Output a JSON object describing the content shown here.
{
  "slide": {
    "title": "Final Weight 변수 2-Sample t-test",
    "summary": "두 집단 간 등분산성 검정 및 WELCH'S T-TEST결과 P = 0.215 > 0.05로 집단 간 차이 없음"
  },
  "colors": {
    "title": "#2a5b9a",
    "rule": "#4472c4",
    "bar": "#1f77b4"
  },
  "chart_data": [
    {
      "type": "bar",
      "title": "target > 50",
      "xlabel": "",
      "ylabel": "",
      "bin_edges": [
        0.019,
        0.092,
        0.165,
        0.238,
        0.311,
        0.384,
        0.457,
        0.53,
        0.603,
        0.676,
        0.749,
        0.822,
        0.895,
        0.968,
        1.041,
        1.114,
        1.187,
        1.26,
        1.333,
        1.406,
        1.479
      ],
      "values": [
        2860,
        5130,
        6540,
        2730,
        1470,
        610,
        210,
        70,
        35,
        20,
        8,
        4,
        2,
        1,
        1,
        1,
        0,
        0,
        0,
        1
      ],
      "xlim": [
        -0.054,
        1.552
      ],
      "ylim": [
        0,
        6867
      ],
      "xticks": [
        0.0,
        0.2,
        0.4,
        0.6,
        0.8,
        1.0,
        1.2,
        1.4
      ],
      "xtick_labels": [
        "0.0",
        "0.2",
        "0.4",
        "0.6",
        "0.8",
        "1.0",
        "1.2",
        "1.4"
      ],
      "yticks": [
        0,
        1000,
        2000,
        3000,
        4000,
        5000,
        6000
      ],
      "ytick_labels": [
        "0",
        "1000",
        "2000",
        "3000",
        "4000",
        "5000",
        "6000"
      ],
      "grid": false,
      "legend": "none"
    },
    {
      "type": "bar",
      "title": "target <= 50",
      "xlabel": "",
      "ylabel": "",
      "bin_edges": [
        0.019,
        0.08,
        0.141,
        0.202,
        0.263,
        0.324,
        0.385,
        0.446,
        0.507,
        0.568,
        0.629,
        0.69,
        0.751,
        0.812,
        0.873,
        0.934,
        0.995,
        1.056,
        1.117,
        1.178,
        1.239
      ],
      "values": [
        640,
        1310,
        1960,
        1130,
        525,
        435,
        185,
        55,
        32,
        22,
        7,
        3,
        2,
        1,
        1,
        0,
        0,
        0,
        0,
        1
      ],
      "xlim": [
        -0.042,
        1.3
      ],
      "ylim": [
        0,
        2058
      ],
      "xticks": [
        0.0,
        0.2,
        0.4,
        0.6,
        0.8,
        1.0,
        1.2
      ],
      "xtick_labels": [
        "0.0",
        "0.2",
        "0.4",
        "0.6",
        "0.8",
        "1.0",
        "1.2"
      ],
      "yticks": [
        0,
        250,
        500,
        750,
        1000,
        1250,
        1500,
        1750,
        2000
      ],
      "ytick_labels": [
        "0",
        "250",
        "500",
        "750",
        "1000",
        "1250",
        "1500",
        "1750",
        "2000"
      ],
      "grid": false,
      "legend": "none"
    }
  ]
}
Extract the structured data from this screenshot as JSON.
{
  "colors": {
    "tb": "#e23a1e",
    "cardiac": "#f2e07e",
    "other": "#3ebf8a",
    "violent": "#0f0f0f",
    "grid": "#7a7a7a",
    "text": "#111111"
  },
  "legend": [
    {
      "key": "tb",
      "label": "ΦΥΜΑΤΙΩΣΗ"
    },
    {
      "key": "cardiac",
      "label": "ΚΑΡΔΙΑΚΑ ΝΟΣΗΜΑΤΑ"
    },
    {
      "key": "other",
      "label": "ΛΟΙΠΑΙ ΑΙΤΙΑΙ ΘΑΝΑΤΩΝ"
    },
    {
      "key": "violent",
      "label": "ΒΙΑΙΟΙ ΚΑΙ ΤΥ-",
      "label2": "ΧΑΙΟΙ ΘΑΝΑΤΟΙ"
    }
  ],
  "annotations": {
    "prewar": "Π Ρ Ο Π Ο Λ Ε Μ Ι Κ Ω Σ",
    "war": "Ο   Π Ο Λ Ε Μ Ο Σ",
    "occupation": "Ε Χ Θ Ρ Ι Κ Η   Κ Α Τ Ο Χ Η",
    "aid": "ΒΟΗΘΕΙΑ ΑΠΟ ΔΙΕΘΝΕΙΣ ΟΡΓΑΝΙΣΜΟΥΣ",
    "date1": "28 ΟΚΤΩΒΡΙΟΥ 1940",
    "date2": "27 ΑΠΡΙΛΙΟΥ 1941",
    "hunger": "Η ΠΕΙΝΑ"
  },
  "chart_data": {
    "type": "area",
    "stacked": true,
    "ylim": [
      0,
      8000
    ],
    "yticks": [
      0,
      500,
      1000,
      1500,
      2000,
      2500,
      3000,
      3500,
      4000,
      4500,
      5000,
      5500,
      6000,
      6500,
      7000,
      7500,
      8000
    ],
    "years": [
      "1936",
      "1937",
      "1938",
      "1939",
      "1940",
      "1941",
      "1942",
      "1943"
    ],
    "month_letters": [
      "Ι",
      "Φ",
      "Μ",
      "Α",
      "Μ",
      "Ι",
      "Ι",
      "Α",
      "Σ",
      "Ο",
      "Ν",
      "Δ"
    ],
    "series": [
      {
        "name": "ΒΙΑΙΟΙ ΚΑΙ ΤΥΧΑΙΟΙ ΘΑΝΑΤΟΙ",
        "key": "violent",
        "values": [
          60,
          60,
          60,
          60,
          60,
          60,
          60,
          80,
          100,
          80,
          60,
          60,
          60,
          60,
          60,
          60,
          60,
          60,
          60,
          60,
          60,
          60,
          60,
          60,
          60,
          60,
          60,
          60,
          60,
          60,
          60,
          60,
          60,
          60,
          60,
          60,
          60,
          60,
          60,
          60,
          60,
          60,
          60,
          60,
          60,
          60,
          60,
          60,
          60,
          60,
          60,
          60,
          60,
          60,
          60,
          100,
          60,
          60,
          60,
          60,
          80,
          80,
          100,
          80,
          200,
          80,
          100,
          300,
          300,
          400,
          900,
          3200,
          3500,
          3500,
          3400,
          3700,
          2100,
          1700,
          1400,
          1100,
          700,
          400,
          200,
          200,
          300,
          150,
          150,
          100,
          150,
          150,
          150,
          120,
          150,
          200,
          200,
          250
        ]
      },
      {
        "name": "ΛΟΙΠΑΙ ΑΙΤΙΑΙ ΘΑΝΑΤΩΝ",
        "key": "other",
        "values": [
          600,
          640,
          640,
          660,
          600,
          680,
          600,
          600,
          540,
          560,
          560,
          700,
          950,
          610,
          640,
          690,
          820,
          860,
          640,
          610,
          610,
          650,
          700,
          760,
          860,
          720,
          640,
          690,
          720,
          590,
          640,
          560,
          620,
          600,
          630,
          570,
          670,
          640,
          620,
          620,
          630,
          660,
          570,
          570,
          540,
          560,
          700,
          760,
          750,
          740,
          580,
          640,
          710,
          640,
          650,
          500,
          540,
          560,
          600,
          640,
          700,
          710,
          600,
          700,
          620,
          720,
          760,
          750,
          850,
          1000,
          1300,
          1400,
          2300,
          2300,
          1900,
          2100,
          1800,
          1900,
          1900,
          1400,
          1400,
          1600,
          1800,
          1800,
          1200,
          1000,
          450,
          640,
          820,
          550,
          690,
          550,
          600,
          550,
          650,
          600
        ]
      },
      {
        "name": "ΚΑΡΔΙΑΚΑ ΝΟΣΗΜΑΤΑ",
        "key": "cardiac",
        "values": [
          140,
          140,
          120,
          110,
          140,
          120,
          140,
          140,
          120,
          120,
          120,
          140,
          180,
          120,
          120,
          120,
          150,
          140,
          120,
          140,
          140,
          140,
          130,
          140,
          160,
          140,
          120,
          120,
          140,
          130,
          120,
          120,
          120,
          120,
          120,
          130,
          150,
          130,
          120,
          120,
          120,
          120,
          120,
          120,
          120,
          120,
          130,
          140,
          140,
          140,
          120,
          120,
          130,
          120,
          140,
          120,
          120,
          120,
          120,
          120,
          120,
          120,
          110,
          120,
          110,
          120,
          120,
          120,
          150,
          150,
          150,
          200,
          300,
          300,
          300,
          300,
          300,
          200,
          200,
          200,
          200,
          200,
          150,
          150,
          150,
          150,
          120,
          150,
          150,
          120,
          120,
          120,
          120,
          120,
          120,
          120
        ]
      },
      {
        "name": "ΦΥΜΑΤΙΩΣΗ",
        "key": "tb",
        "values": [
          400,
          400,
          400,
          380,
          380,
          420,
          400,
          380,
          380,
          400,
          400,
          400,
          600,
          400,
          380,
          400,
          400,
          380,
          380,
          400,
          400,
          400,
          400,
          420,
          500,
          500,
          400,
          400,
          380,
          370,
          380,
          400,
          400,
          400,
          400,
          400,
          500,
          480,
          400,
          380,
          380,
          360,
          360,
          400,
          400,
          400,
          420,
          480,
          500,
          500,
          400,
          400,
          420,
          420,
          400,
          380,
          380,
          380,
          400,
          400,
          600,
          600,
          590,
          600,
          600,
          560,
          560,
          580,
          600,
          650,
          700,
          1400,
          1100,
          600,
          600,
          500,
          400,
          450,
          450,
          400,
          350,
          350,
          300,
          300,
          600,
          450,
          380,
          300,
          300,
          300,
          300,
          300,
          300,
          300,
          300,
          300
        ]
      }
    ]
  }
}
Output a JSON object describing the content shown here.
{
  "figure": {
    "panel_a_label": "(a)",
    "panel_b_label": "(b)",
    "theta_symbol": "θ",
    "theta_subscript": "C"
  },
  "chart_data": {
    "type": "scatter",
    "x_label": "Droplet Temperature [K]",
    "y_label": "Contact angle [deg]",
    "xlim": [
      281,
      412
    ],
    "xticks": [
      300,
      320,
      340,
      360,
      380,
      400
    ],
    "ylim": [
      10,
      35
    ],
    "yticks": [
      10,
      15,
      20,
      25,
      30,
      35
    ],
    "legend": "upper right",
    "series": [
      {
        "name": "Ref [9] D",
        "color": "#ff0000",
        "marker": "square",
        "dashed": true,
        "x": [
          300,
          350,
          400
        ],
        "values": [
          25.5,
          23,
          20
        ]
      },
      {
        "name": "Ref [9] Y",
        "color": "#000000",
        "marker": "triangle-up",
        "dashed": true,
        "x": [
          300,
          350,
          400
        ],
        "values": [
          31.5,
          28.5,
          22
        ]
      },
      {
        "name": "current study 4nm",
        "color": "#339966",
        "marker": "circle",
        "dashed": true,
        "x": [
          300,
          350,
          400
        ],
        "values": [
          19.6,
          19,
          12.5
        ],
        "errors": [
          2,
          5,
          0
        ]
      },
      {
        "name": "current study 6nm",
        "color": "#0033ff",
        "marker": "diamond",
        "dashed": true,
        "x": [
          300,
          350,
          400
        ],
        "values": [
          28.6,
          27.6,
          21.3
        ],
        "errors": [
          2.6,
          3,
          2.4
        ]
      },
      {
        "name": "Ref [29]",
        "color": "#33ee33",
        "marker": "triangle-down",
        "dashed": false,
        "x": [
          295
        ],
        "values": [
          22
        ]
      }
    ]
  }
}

================================

▶ _BRIEF_
Select and copy each line from the data that includes the word "marker".

▶ _OUTPUT FOR THIS EXERCISE_
        "marker": "square",
        "marker": "triangle-up",
        "marker": "circle",
        "marker": "diamond",
        "marker": "triangle-down",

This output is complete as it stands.